____ Data for processing

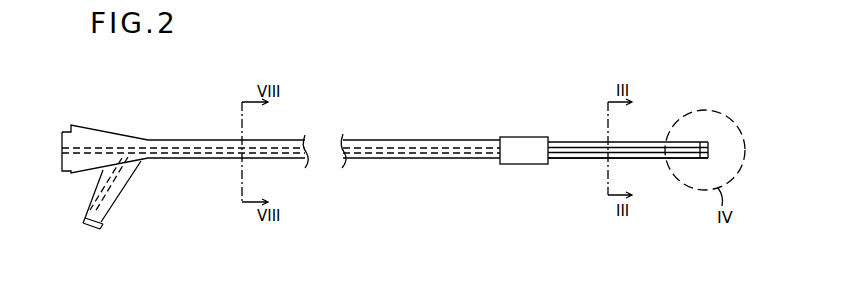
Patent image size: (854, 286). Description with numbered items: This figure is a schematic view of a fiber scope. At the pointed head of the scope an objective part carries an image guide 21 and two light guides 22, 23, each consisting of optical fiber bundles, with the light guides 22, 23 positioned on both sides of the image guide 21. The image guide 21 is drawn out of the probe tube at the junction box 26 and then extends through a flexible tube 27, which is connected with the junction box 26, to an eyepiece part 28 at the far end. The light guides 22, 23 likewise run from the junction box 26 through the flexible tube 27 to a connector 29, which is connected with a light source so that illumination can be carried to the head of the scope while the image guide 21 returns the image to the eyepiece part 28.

The image guide 21 is at (592, 150).
The light guide 22 is at (565, 141).
The light guide 23 is at (572, 160).
The junction box 26 is at (512, 134).
The flexible tube 27 is at (406, 133).
The eyepiece part 28 is at (117, 130).
The connector 29 is at (94, 226).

________

The request:
Please render the listing as a numbered list, starting from its beginning and going on through the line that contains "The light guide 23 is at (572, 160).". Leave out blank lines and the pictures.

Written answer:
1. Patent image size: (854, 286). Description with numbered items: This figure is a schematic view of a fiber scope. At the pointed head of the scope an objective part carries an image guide 21 and two light guides 22, 23, each consisting of optical fiber bundles, with the light guides 22, 23 positioned on both sides of the image guide 21. The image guide 21 is drawn out of the probe tube at the junction box 26 and then extends through a flexible tube 27, which is connected with the junction box 26, to an eyepiece part 28 at the far end. The light guides 22, 23 likewise run from the junction box 26 through the flexible tube 27 to a connector 29, which is connected with a light source so that illumination can be carried to the head of the scope while the image guide 21 returns the image to the eyepiece part 28.
2. The image guide 21 is at (592, 150).
3. The light guide 22 is at (565, 141).
4. The light guide 23 is at (572, 160).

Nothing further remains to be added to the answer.